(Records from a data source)
========================
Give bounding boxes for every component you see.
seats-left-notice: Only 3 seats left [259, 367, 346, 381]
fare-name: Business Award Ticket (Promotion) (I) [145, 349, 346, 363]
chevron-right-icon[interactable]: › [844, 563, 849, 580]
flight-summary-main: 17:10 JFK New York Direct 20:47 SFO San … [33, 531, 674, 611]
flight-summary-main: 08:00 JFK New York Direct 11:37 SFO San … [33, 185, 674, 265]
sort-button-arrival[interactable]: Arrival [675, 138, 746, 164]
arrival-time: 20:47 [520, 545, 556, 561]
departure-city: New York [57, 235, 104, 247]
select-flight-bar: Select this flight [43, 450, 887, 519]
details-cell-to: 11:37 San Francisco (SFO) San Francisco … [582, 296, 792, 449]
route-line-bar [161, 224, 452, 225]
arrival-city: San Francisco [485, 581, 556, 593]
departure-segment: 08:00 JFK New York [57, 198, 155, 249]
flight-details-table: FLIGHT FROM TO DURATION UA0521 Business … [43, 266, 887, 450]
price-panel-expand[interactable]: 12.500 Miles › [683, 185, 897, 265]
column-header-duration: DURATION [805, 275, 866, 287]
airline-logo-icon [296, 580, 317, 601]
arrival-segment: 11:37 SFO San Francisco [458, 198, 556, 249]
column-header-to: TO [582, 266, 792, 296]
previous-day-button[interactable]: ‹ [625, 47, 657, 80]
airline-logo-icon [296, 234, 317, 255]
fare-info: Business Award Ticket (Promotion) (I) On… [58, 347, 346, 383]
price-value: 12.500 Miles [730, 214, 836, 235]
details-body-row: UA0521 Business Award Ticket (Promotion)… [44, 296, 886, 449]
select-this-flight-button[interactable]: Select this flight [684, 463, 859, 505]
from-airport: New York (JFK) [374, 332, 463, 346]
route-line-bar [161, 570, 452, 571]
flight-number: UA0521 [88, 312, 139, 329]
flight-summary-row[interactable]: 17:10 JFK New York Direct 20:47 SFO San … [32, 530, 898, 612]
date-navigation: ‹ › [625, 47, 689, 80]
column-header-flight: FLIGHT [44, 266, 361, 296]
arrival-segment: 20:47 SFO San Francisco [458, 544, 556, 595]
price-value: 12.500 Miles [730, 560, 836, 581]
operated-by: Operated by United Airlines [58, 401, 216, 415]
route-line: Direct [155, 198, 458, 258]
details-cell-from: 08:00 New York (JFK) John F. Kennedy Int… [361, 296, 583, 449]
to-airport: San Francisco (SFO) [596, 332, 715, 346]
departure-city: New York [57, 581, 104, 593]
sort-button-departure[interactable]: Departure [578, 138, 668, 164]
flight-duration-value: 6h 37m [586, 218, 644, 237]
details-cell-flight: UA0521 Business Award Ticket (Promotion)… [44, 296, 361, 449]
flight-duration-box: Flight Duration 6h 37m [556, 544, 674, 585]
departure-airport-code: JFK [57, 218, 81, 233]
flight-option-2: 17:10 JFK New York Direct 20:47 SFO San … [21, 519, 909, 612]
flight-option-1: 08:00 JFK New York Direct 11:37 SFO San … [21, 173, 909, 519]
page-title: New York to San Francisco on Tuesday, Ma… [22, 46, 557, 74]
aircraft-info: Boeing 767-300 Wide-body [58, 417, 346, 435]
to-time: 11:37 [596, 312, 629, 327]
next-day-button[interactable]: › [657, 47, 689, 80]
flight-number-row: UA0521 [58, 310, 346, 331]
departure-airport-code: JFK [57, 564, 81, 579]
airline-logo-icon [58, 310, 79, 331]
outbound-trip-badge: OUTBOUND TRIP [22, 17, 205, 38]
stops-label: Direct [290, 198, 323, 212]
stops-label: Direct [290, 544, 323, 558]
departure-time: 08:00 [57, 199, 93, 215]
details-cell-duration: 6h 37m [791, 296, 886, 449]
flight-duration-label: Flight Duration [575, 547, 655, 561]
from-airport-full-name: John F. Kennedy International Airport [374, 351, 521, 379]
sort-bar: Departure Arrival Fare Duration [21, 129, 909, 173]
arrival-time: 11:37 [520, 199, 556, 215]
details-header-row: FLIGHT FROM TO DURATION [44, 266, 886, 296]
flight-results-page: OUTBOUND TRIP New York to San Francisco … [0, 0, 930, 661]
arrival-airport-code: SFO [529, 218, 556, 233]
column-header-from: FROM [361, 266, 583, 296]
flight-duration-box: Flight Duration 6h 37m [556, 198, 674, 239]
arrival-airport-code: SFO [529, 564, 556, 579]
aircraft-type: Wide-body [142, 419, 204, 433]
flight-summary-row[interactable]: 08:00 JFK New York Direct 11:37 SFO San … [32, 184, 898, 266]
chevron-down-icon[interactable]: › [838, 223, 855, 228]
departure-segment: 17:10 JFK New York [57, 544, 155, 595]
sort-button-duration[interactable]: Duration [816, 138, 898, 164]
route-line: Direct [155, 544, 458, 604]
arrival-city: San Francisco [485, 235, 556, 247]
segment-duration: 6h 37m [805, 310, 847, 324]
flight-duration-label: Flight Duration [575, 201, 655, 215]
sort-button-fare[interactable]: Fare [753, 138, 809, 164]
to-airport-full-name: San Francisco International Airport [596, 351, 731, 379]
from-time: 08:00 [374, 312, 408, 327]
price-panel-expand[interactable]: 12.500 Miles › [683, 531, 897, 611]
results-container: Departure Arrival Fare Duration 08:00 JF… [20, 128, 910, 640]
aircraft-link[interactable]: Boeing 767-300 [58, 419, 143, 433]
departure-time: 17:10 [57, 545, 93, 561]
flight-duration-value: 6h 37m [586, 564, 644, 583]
========================
### TASK DIRECTIONS
Make an exact copy of every one of the lines above.

### ANSWER TO THIS EXERCISE
Give bounding boxes for every component you see.
seats-left-notice: Only 3 seats left [259, 367, 346, 381]
fare-name: Business Award Ticket (Promotion) (I) [145, 349, 346, 363]
chevron-right-icon[interactable]: › [844, 563, 849, 580]
flight-summary-main: 17:10 JFK New York Direct 20:47 SFO San … [33, 531, 674, 611]
flight-summary-main: 08:00 JFK New York Direct 11:37 SFO San … [33, 185, 674, 265]
sort-button-arrival[interactable]: Arrival [675, 138, 746, 164]
arrival-time: 20:47 [520, 545, 556, 561]
departure-city: New York [57, 235, 104, 247]
select-flight-bar: Select this flight [43, 450, 887, 519]
details-cell-to: 11:37 San Francisco (SFO) San Francisco … [582, 296, 792, 449]
route-line-bar [161, 224, 452, 225]
arrival-city: San Francisco [485, 581, 556, 593]
departure-segment: 08:00 JFK New York [57, 198, 155, 249]
flight-details-table: FLIGHT FROM TO DURATION UA0521 Business … [43, 266, 887, 450]
price-panel-expand[interactable]: 12.500 Miles › [683, 185, 897, 265]
column-header-duration: DURATION [805, 275, 866, 287]
airline-logo-icon [296, 580, 317, 601]
arrival-segment: 11:37 SFO San Francisco [458, 198, 556, 249]
column-header-to: TO [582, 266, 792, 296]
previous-day-button[interactable]: ‹ [625, 47, 657, 80]
airline-logo-icon [296, 234, 317, 255]
fare-info: Business Award Ticket (Promotion) (I) On… [58, 347, 346, 383]
price-value: 12.500 Miles [730, 214, 836, 235]
details-body-row: UA0521 Business Award Ticket (Promotion)… [44, 296, 886, 449]
select-this-flight-button[interactable]: Select this flight [684, 463, 859, 505]
from-airport: New York (JFK) [374, 332, 463, 346]
route-line-bar [161, 570, 452, 571]
flight-number: UA0521 [88, 312, 139, 329]
flight-summary-row[interactable]: 17:10 JFK New York Direct 20:47 SFO San … [32, 530, 898, 612]
date-navigation: ‹ › [625, 47, 689, 80]
column-header-flight: FLIGHT [44, 266, 361, 296]
arrival-segment: 20:47 SFO San Francisco [458, 544, 556, 595]
price-value: 12.500 Miles [730, 560, 836, 581]
operated-by: Operated by United Airlines [58, 401, 216, 415]
route-line: Direct [155, 198, 458, 258]
details-cell-from: 08:00 New York (JFK) John F. Kennedy Int… [361, 296, 583, 449]
to-airport: San Francisco (SFO) [596, 332, 715, 346]
departure-city: New York [57, 581, 104, 593]
sort-button-departure[interactable]: Departure [578, 138, 668, 164]
flight-duration-value: 6h 37m [586, 218, 644, 237]
details-cell-flight: UA0521 Business Award Ticket (Promotion)… [44, 296, 361, 449]
flight-duration-box: Flight Duration 6h 37m [556, 544, 674, 585]
departure-airport-code: JFK [57, 218, 81, 233]
flight-option-2: 17:10 JFK New York Direct 20:47 SFO San … [21, 519, 909, 612]
flight-option-1: 08:00 JFK New York Direct 11:37 SFO San … [21, 173, 909, 519]
page-title: New York to San Francisco on Tuesday, Ma… [22, 46, 557, 74]
aircraft-info: Boeing 767-300 Wide-body [58, 417, 346, 435]
to-time: 11:37 [596, 312, 629, 327]
next-day-button[interactable]: › [657, 47, 689, 80]
flight-number-row: UA0521 [58, 310, 346, 331]
departure-airport-code: JFK [57, 564, 81, 579]
airline-logo-icon [58, 310, 79, 331]
outbound-trip-badge: OUTBOUND TRIP [22, 17, 205, 38]
stops-label: Direct [290, 198, 323, 212]
stops-label: Direct [290, 544, 323, 558]
departure-time: 08:00 [57, 199, 93, 215]
details-cell-duration: 6h 37m [791, 296, 886, 449]
flight-duration-label: Flight Duration [575, 547, 655, 561]
from-airport-full-name: John F. Kennedy International Airport [374, 351, 521, 379]
sort-bar: Departure Arrival Fare Duration [21, 129, 909, 173]
arrival-time: 11:37 [520, 199, 556, 215]
details-header-row: FLIGHT FROM TO DURATION [44, 266, 886, 296]
flight-results-page: OUTBOUND TRIP New York to San Francisco … [0, 0, 930, 661]
arrival-airport-code: SFO [529, 218, 556, 233]
column-header-from: FROM [361, 266, 583, 296]
flight-duration-box: Flight Duration 6h 37m [556, 198, 674, 239]
arrival-airport-code: SFO [529, 564, 556, 579]
aircraft-type: Wide-body [142, 419, 204, 433]
flight-summary-row[interactable]: 08:00 JFK New York Direct 11:37 SFO San … [32, 184, 898, 266]
chevron-down-icon[interactable]: › [838, 223, 855, 228]
departure-segment: 17:10 JFK New York [57, 544, 155, 595]
sort-button-duration[interactable]: Duration [816, 138, 898, 164]
route-line: Direct [155, 544, 458, 604]
arrival-city: San Francisco [485, 235, 556, 247]
segment-duration: 6h 37m [805, 310, 847, 324]
flight-duration-label: Flight Duration [575, 201, 655, 215]
sort-button-fare[interactable]: Fare [753, 138, 809, 164]
to-airport-full-name: San Francisco International Airport [596, 351, 731, 379]
from-time: 08:00 [374, 312, 408, 327]
price-panel-expand[interactable]: 12.500 Miles › [683, 531, 897, 611]
results-container: Departure Arrival Fare Duration 08:00 JF… [20, 128, 910, 640]
aircraft-link[interactable]: Boeing 767-300 [58, 419, 143, 433]
departure-time: 17:10 [57, 545, 93, 561]
flight-duration-value: 6h 37m [586, 564, 644, 583]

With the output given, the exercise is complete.